### WHAT THE EXERCISE ASKS
Filter the records below down to lines containing "series".

### EXERCISE MATERIAL
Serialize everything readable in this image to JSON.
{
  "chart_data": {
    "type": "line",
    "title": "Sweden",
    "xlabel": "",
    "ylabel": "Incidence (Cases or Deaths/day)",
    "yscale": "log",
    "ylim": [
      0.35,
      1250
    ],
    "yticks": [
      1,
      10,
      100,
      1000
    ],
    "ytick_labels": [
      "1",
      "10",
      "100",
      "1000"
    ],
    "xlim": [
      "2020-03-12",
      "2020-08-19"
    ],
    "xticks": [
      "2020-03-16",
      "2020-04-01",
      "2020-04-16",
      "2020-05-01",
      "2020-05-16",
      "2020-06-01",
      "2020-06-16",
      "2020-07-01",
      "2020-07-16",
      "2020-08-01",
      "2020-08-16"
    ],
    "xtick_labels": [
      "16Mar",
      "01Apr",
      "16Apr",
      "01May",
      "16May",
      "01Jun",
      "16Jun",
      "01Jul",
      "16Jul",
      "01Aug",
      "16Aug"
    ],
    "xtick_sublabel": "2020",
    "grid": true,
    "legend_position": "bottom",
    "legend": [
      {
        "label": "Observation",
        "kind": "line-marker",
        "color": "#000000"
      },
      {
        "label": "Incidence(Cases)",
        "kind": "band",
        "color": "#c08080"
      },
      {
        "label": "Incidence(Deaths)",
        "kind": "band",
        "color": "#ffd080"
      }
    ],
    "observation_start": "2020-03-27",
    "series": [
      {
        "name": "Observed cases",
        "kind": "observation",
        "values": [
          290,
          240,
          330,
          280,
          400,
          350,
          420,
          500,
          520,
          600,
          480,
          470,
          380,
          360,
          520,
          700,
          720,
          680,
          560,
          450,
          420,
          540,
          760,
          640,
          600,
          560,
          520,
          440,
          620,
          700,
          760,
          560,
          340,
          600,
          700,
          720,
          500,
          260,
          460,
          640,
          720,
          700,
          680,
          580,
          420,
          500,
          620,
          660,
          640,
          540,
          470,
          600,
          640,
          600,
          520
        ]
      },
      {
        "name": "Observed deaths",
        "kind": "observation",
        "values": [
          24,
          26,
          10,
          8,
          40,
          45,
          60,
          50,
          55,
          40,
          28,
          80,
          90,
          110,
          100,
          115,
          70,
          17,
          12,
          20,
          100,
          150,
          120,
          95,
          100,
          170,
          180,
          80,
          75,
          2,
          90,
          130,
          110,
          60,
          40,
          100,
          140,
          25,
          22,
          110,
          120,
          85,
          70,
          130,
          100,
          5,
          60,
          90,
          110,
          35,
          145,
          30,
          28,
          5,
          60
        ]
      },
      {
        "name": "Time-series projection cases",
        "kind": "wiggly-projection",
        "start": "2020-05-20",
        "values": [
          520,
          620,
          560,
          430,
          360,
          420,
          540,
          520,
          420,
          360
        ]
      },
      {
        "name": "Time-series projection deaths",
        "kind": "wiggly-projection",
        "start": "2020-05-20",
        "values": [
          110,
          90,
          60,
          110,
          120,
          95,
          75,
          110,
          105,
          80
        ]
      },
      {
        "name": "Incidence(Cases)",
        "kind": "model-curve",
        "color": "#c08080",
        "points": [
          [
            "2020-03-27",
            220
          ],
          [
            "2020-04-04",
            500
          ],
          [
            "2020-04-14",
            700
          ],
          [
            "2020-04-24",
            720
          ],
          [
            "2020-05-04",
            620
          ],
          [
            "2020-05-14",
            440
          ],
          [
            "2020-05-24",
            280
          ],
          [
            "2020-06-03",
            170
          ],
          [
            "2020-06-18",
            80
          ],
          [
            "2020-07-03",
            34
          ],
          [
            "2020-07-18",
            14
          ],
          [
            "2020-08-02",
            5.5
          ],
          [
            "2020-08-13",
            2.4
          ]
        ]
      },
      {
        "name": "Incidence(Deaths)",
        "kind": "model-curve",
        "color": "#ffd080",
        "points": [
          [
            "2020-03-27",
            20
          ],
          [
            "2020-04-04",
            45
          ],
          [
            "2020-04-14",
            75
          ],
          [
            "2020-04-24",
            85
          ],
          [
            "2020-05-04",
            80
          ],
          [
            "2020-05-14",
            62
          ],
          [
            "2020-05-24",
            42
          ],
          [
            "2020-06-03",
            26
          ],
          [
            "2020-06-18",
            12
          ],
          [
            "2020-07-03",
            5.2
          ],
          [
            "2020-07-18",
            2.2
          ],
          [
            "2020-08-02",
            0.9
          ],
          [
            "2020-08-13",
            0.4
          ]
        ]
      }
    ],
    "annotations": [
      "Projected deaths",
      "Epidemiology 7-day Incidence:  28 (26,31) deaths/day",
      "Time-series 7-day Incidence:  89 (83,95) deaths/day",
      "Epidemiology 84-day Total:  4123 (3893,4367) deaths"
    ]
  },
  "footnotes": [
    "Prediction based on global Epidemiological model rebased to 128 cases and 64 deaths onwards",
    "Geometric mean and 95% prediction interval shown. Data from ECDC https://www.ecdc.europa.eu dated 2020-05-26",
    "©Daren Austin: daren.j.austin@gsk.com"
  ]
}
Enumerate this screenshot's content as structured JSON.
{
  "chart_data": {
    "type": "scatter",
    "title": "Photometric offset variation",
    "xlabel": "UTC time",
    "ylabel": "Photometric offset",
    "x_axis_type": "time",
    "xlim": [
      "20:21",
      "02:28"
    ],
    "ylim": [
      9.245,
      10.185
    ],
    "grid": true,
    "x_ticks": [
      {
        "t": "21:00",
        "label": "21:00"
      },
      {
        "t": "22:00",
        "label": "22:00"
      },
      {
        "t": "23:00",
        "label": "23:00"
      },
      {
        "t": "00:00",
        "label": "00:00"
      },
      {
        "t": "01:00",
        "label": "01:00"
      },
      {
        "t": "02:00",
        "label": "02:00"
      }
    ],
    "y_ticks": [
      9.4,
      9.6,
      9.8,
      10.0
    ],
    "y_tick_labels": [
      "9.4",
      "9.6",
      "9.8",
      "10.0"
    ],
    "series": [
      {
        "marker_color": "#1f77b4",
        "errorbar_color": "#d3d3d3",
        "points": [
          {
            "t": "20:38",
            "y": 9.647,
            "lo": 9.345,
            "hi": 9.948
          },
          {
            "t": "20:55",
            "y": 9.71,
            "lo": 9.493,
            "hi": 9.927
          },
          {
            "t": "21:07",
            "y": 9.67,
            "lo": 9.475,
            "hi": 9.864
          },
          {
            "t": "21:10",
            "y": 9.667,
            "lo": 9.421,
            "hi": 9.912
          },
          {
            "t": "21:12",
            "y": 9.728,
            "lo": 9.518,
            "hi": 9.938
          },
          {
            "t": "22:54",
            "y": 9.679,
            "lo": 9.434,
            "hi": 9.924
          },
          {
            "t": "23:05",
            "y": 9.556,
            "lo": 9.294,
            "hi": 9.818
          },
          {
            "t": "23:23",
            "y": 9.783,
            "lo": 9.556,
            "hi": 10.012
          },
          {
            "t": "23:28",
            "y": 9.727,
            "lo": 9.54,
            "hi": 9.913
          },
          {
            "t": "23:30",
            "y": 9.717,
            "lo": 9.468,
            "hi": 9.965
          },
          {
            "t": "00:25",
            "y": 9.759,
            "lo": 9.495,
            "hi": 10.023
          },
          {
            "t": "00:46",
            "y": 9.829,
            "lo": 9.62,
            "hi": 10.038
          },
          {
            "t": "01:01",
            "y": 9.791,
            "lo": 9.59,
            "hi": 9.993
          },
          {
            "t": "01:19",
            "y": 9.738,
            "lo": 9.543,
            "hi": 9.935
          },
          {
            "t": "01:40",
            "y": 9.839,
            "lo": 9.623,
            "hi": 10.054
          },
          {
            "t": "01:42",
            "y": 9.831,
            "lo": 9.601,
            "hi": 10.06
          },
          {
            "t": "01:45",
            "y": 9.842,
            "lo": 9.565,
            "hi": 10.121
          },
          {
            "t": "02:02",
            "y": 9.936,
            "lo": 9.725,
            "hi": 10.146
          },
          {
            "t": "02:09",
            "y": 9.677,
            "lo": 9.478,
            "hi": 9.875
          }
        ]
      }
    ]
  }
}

### ANSWER TO THE EXERCISE
    "series": [
        "name": "Time-series projection cases",
        "name": "Time-series projection deaths",
      "Time-series 7-day Incidence:  89 (83,95) deaths/day",
    "series": [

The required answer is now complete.